◆ **WHAT THE EXERCISE ASKS**
Please update the records below, replacing each instance of "gridline" with "grid line" and keeping every other character unchanged.

◆ **TASK INPUT**
────────────────────

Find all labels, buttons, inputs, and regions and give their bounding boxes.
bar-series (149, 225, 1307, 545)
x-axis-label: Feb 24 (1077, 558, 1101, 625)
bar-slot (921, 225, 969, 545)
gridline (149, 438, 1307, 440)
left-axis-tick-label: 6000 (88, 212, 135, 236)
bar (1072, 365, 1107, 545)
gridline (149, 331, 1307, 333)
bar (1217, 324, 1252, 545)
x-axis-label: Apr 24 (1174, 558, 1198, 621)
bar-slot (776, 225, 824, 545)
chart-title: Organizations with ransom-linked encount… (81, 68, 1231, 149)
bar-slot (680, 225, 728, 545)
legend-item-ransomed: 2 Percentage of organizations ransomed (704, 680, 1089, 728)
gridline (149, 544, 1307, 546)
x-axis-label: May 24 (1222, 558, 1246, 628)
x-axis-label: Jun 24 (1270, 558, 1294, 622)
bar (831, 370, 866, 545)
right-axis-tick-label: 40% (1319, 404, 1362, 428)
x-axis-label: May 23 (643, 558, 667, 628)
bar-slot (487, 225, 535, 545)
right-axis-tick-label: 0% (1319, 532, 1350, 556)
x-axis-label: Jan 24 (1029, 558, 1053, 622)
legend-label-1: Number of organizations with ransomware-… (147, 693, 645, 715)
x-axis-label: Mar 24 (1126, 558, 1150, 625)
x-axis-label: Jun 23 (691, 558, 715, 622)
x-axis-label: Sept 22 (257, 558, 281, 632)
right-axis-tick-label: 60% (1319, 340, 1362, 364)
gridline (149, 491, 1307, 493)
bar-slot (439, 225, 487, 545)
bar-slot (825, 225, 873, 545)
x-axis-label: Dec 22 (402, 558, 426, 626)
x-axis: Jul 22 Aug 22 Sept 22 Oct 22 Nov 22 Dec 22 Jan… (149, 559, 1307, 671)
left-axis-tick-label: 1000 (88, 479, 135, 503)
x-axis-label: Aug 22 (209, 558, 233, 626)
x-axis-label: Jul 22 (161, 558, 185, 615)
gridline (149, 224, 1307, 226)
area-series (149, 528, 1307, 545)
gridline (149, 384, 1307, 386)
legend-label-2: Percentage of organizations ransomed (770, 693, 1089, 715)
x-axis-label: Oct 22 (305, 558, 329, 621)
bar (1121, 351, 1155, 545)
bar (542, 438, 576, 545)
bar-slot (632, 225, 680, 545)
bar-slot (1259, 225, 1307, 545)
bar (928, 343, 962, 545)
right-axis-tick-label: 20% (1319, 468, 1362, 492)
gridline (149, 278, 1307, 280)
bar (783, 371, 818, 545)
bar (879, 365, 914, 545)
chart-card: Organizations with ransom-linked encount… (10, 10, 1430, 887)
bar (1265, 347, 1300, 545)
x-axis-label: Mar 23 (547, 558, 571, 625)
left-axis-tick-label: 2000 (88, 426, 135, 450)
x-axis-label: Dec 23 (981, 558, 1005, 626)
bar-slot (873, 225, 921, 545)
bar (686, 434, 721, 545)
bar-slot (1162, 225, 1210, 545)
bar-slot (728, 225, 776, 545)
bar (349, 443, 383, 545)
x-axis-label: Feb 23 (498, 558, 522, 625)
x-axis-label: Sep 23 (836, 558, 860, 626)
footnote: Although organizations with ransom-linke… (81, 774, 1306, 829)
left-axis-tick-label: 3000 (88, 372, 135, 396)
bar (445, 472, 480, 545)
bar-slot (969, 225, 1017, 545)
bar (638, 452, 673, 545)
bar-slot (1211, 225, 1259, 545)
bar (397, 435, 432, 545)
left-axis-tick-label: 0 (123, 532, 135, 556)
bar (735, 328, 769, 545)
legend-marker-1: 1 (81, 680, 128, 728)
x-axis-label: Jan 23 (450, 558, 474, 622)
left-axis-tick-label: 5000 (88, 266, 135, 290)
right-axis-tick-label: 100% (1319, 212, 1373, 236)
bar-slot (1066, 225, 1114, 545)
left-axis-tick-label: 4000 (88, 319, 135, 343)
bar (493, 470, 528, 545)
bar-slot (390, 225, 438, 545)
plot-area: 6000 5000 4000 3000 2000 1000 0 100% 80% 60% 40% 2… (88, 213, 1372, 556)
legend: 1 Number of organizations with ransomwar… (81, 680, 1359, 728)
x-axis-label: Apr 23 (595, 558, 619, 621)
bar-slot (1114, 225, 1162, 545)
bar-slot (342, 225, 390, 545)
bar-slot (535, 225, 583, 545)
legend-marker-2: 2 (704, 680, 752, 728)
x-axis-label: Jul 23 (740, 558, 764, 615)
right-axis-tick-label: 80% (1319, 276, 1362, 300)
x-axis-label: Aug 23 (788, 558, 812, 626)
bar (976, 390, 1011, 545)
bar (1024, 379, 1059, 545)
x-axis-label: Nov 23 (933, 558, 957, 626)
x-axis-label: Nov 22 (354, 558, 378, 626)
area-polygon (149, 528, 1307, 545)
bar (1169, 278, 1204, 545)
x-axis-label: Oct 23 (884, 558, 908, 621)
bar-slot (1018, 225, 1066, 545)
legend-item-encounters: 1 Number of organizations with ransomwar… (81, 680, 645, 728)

────────────────────

◆ **WRITTEN REPLY**
Find all labels, buttons, inputs, and regions and give their bounding boxes.
bar-series (149, 225, 1307, 545)
x-axis-label: Feb 24 (1077, 558, 1101, 625)
bar-slot (921, 225, 969, 545)
grid line (149, 438, 1307, 440)
left-axis-tick-label: 6000 (88, 212, 135, 236)
bar (1072, 365, 1107, 545)
grid line (149, 331, 1307, 333)
bar (1217, 324, 1252, 545)
x-axis-label: Apr 24 (1174, 558, 1198, 621)
bar-slot (776, 225, 824, 545)
chart-title: Organizations with ransom-linked encount… (81, 68, 1231, 149)
bar-slot (680, 225, 728, 545)
legend-item-ransomed: 2 Percentage of organizations ransomed (704, 680, 1089, 728)
grid line (149, 544, 1307, 546)
x-axis-label: May 24 (1222, 558, 1246, 628)
x-axis-label: Jun 24 (1270, 558, 1294, 622)
bar (831, 370, 866, 545)
right-axis-tick-label: 40% (1319, 404, 1362, 428)
x-axis-label: May 23 (643, 558, 667, 628)
bar-slot (487, 225, 535, 545)
right-axis-tick-label: 0% (1319, 532, 1350, 556)
x-axis-label: Jan 24 (1029, 558, 1053, 622)
legend-label-1: Number of organizations with ransomware-… (147, 693, 645, 715)
x-axis-label: Mar 24 (1126, 558, 1150, 625)
x-axis-label: Jun 23 (691, 558, 715, 622)
x-axis-label: Sept 22 (257, 558, 281, 632)
right-axis-tick-label: 60% (1319, 340, 1362, 364)
grid line (149, 491, 1307, 493)
bar-slot (439, 225, 487, 545)
bar-slot (825, 225, 873, 545)
x-axis-label: Dec 22 (402, 558, 426, 626)
x-axis: Jul 22 Aug 22 Sept 22 Oct 22 Nov 22 Dec 22 Jan… (149, 559, 1307, 671)
left-axis-tick-label: 1000 (88, 479, 135, 503)
x-axis-label: Aug 22 (209, 558, 233, 626)
x-axis-label: Jul 22 (161, 558, 185, 615)
grid line (149, 224, 1307, 226)
area-series (149, 528, 1307, 545)
grid line (149, 384, 1307, 386)
legend-label-2: Percentage of organizations ransomed (770, 693, 1089, 715)
x-axis-label: Oct 22 (305, 558, 329, 621)
bar (1121, 351, 1155, 545)
bar (542, 438, 576, 545)
bar-slot (632, 225, 680, 545)
bar-slot (1259, 225, 1307, 545)
bar (928, 343, 962, 545)
right-axis-tick-label: 20% (1319, 468, 1362, 492)
grid line (149, 278, 1307, 280)
bar (783, 371, 818, 545)
bar (879, 365, 914, 545)
chart-card: Organizations with ransom-linked encount… (10, 10, 1430, 887)
bar (1265, 347, 1300, 545)
x-axis-label: Mar 23 (547, 558, 571, 625)
left-axis-tick-label: 2000 (88, 426, 135, 450)
x-axis-label: Dec 23 (981, 558, 1005, 626)
bar-slot (873, 225, 921, 545)
bar (686, 434, 721, 545)
bar-slot (1162, 225, 1210, 545)
bar-slot (728, 225, 776, 545)
bar (349, 443, 383, 545)
x-axis-label: Feb 23 (498, 558, 522, 625)
x-axis-label: Sep 23 (836, 558, 860, 626)
footnote: Although organizations with ransom-linke… (81, 774, 1306, 829)
left-axis-tick-label: 3000 (88, 372, 135, 396)
bar (445, 472, 480, 545)
bar-slot (969, 225, 1017, 545)
bar (638, 452, 673, 545)
bar-slot (1211, 225, 1259, 545)
bar (397, 435, 432, 545)
left-axis-tick-label: 0 (123, 532, 135, 556)
bar (735, 328, 769, 545)
legend-marker-1: 1 (81, 680, 128, 728)
x-axis-label: Jan 23 (450, 558, 474, 622)
left-axis-tick-label: 5000 (88, 266, 135, 290)
right-axis-tick-label: 100% (1319, 212, 1373, 236)
bar-slot (1066, 225, 1114, 545)
left-axis-tick-label: 4000 (88, 319, 135, 343)
bar (493, 470, 528, 545)
bar-slot (390, 225, 438, 545)
plot-area: 6000 5000 4000 3000 2000 1000 0 100% 80% 60% 40% 2… (88, 213, 1372, 556)
legend: 1 Number of organizations with ransomwar… (81, 680, 1359, 728)
x-axis-label: Apr 23 (595, 558, 619, 621)
bar-slot (1114, 225, 1162, 545)
bar-slot (342, 225, 390, 545)
bar-slot (535, 225, 583, 545)
legend-marker-2: 2 (704, 680, 752, 728)
x-axis-label: Jul 23 (740, 558, 764, 615)
right-axis-tick-label: 80% (1319, 276, 1362, 300)
x-axis-label: Aug 23 (788, 558, 812, 626)
bar (976, 390, 1011, 545)
bar (1024, 379, 1059, 545)
x-axis-label: Nov 23 (933, 558, 957, 626)
x-axis-label: Nov 22 (354, 558, 378, 626)
area-polygon (149, 528, 1307, 545)
bar (1169, 278, 1204, 545)
x-axis-label: Oct 23 (884, 558, 908, 621)
bar-slot (1018, 225, 1066, 545)
legend-item-encounters: 1 Number of organizations with ransomwar… (81, 680, 645, 728)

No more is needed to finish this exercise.